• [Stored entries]
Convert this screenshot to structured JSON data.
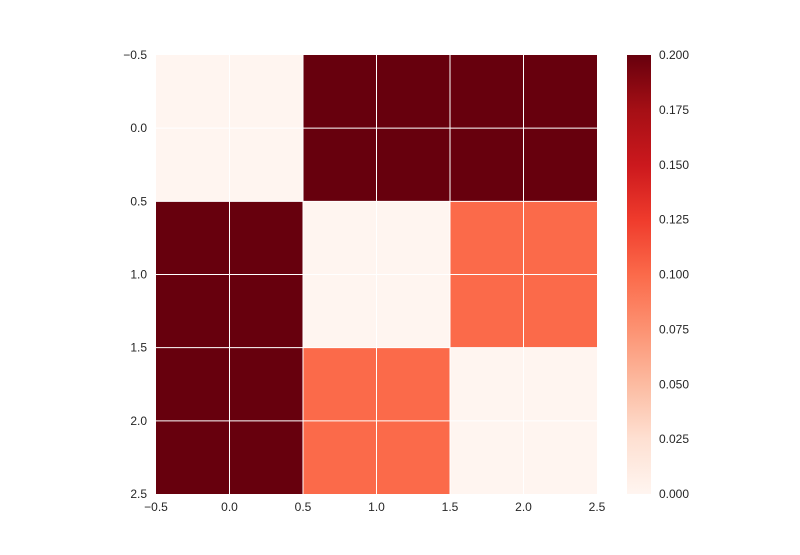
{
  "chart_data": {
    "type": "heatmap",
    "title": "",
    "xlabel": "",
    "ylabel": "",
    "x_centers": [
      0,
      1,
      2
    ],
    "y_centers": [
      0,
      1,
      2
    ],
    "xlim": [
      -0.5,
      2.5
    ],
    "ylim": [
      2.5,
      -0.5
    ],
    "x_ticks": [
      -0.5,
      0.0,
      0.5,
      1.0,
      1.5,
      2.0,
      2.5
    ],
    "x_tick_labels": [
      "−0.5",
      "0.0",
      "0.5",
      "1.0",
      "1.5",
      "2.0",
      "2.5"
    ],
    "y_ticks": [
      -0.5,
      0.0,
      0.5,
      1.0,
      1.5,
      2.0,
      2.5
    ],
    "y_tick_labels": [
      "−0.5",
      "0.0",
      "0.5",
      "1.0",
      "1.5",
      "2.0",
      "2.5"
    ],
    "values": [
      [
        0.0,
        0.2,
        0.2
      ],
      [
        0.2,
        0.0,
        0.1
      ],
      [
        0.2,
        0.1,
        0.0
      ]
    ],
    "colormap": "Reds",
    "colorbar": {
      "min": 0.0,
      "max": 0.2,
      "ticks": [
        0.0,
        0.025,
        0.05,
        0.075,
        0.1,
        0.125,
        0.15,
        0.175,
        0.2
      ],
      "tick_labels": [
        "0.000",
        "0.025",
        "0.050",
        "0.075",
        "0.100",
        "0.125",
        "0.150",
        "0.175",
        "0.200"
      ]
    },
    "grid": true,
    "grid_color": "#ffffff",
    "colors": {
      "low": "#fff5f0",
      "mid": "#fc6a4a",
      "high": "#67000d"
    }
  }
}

• [The request]
Your copy of the data above should match it exactly, except that pictures are left out.

• [Result of this exercise]
Convert this screenshot to structured JSON data.
{
  "chart_data": {
    "type": "heatmap",
    "title": "",
    "xlabel": "",
    "ylabel": "",
    "x_centers": [
      0,
      1,
      2
    ],
    "y_centers": [
      0,
      1,
      2
    ],
    "xlim": [
      -0.5,
      2.5
    ],
    "ylim": [
      2.5,
      -0.5
    ],
    "x_ticks": [
      -0.5,
      0.0,
      0.5,
      1.0,
      1.5,
      2.0,
      2.5
    ],
    "x_tick_labels": [
      "−0.5",
      "0.0",
      "0.5",
      "1.0",
      "1.5",
      "2.0",
      "2.5"
    ],
    "y_ticks": [
      -0.5,
      0.0,
      0.5,
      1.0,
      1.5,
      2.0,
      2.5
    ],
    "y_tick_labels": [
      "−0.5",
      "0.0",
      "0.5",
      "1.0",
      "1.5",
      "2.0",
      "2.5"
    ],
    "values": [
      [
        0.0,
        0.2,
        0.2
      ],
      [
        0.2,
        0.0,
        0.1
      ],
      [
        0.2,
        0.1,
        0.0
      ]
    ],
    "colormap": "Reds",
    "colorbar": {
      "min": 0.0,
      "max": 0.2,
      "ticks": [
        0.0,
        0.025,
        0.05,
        0.075,
        0.1,
        0.125,
        0.15,
        0.175,
        0.2
      ],
      "tick_labels": [
        "0.000",
        "0.025",
        "0.050",
        "0.075",
        "0.100",
        "0.125",
        "0.150",
        "0.175",
        "0.200"
      ]
    },
    "grid": true,
    "grid_color": "#ffffff",
    "colors": {
      "low": "#fff5f0",
      "mid": "#fc6a4a",
      "high": "#67000d"
    }
  }
}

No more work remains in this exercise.